++++ Material supplied ++++

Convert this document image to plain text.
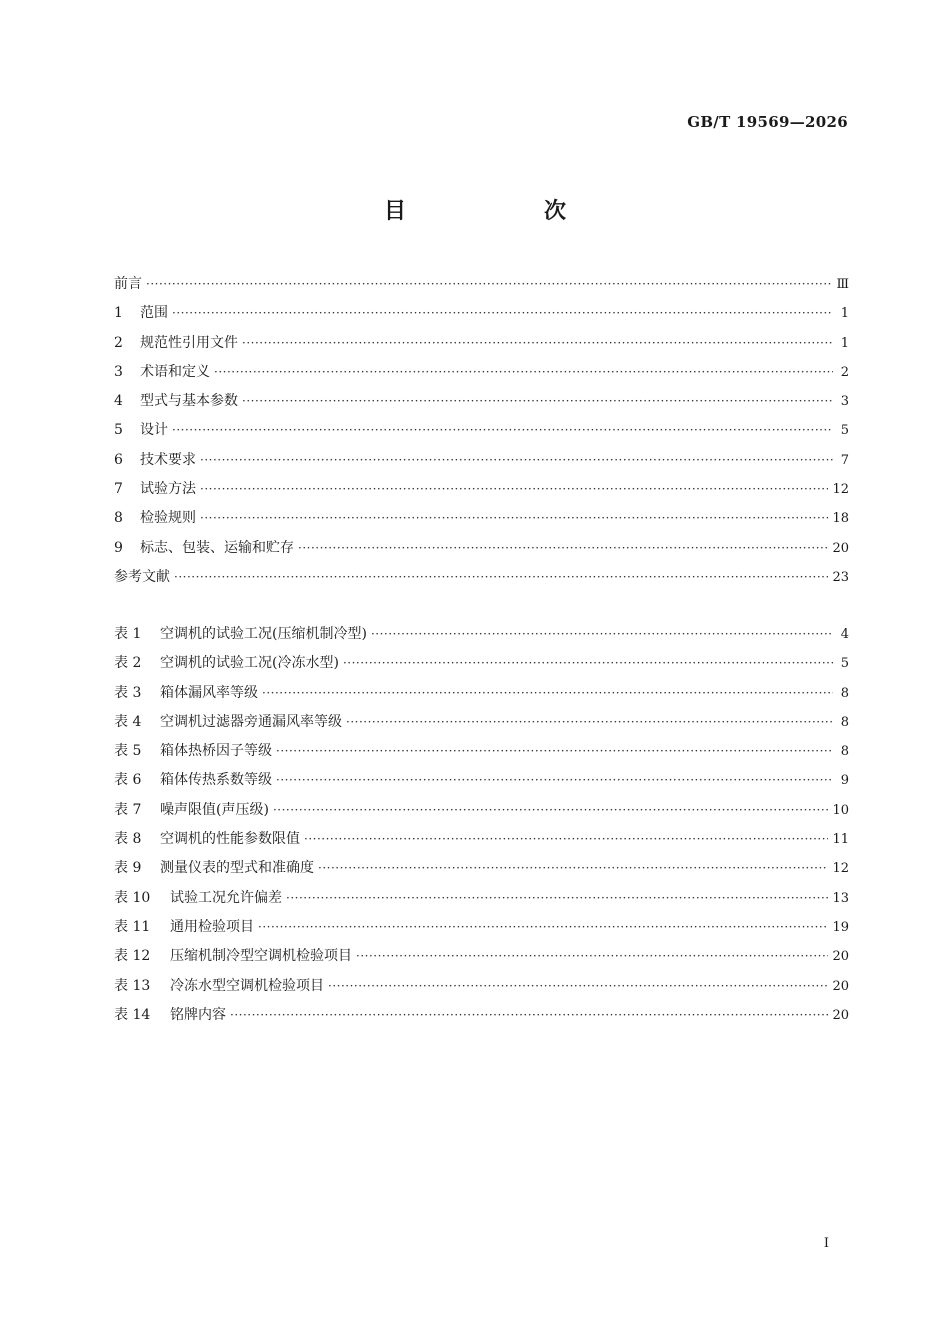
GB/T 19569—2026
目　次
前言 ·····	Ⅲ
1	范围 ·····	1
2	规范性引用文件 ·····	1
3	术语和定义 ·····	2
4	型式与基本参数 ·····	3
5	设计 ·····	5
6	技术要求 ·····	7
7	试验方法 ·····	12
8	检验规则 ·····	18
9	标志、包装、运输和贮存 ·····	20
参考文献 ·····	23
表 1	空调机的试验工况(压缩机制冷型) ·····	4
表 2	空调机的试验工况(冷冻水型) ·····	5
表 3	箱体漏风率等级 ·····	8
表 4	空调机过滤器旁通漏风率等级 ·····	8
表 5	箱体热桥因子等级 ·····	8
表 6	箱体传热系数等级 ·····	9
表 7	噪声限值(声压级) ·····	10
表 8	空调机的性能参数限值 ·····	11
表 9	测量仪表的型式和准确度 ·····	12
表 10	试验工况允许偏差 ·····	13
表 11	通用检验项目 ·····	19
表 12	压缩机制冷型空调机检验项目 ·····	20
表 13	冷冻水型空调机检验项目 ·····	20
表 14	铭牌内容 ·····	20
I
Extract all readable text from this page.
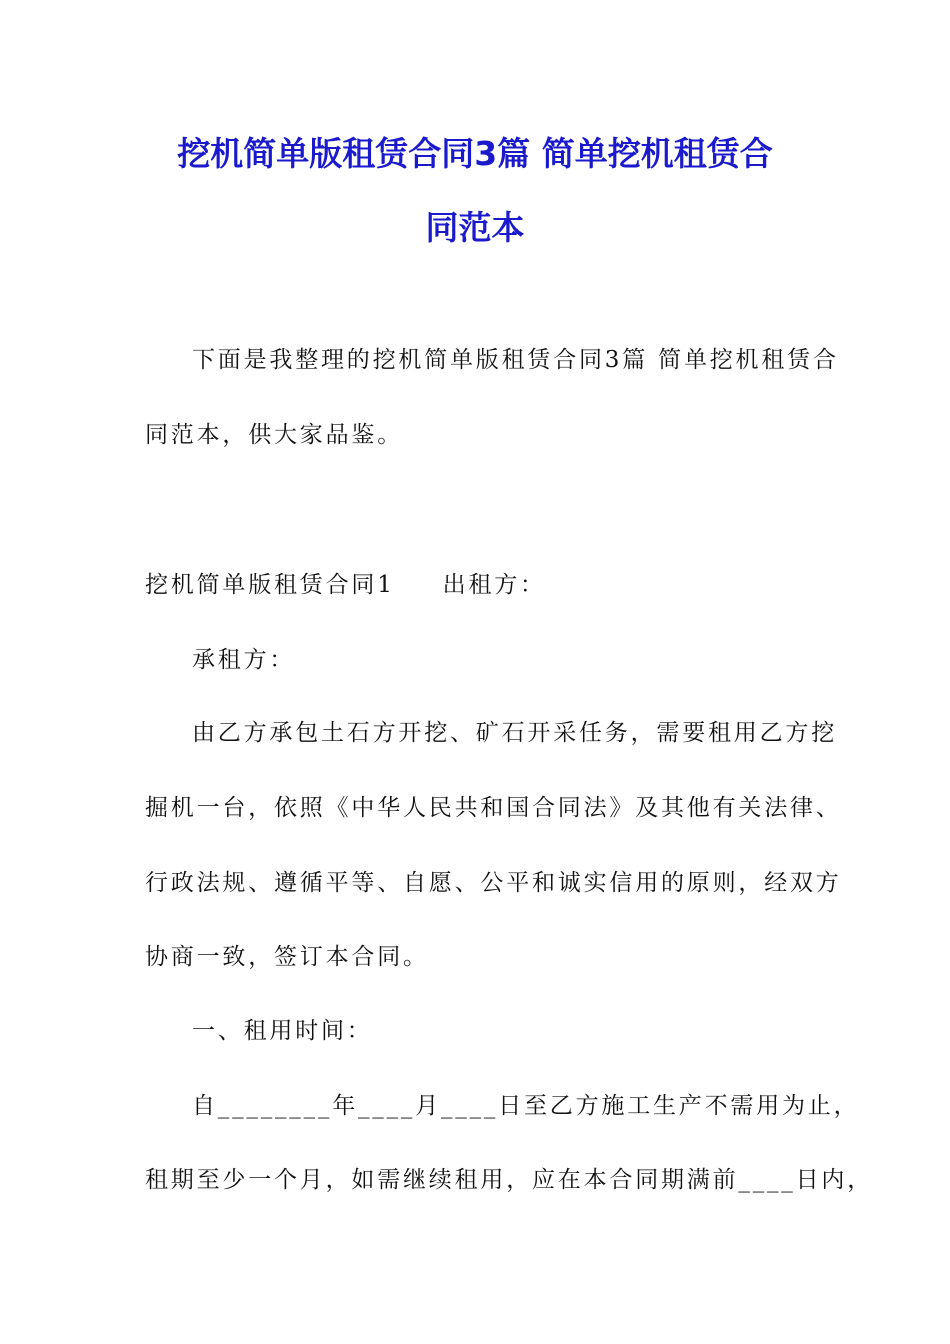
挖机简单版租赁合同3篇 简单挖机租赁合
同范本
下面是我整理的挖机简单版租赁合同3篇 简单挖机租赁合
同范本，供大家品鉴。
挖机简单版租赁合同1 出租方：
承租方：
由乙方承包土石方开挖、矿石开采任务，需要租用乙方挖
掘机一台，依照《中华人民共和国合同法》及其他有关法律、
行政法规、遵循平等、自愿、公平和诚实信用的原则，经双方
协商一致，签订本合同。
一、租用时间：
自________年____月____日至乙方施工生产不需用为止，
租期至少一个月，如需继续租用，应在本合同期满前____日内，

++++

◆ Your goal ◆
Make an exact copy of the data, leaving its pictures out.

◆ Response ◆
Convert this document image to plain text.
GB/T 19569—2026
目　次
前言 ·····	Ⅲ
1	范围 ·····	1
2	规范性引用文件 ·····	1
3	术语和定义 ·····	2
4	型式与基本参数 ·····	3
5	设计 ·····	5
6	技术要求 ·····	7
7	试验方法 ·····	12
8	检验规则 ·····	18
9	标志、包装、运输和贮存 ·····	20
参考文献 ·····	23
表 1	空调机的试验工况(压缩机制冷型) ·····	4
表 2	空调机的试验工况(冷冻水型) ·····	5
表 3	箱体漏风率等级 ·····	8
表 4	空调机过滤器旁通漏风率等级 ·····	8
表 5	箱体热桥因子等级 ·····	8
表 6	箱体传热系数等级 ·····	9
表 7	噪声限值(声压级) ·····	10
表 8	空调机的性能参数限值 ·····	11
表 9	测量仪表的型式和准确度 ·····	12
表 10	试验工况允许偏差 ·····	13
表 11	通用检验项目 ·····	19
表 12	压缩机制冷型空调机检验项目 ·····	20
表 13	冷冻水型空调机检验项目 ·····	20
表 14	铭牌内容 ·····	20
I
Extract all readable text from this page.
挖机简单版租赁合同3篇 简单挖机租赁合
同范本
下面是我整理的挖机简单版租赁合同3篇 简单挖机租赁合
同范本，供大家品鉴。
挖机简单版租赁合同1 出租方：
承租方：
由乙方承包土石方开挖、矿石开采任务，需要租用乙方挖
掘机一台，依照《中华人民共和国合同法》及其他有关法律、
行政法规、遵循平等、自愿、公平和诚实信用的原则，经双方
协商一致，签订本合同。
一、租用时间：
自________年____月____日至乙方施工生产不需用为止，
租期至少一个月，如需继续租用，应在本合同期满前____日内，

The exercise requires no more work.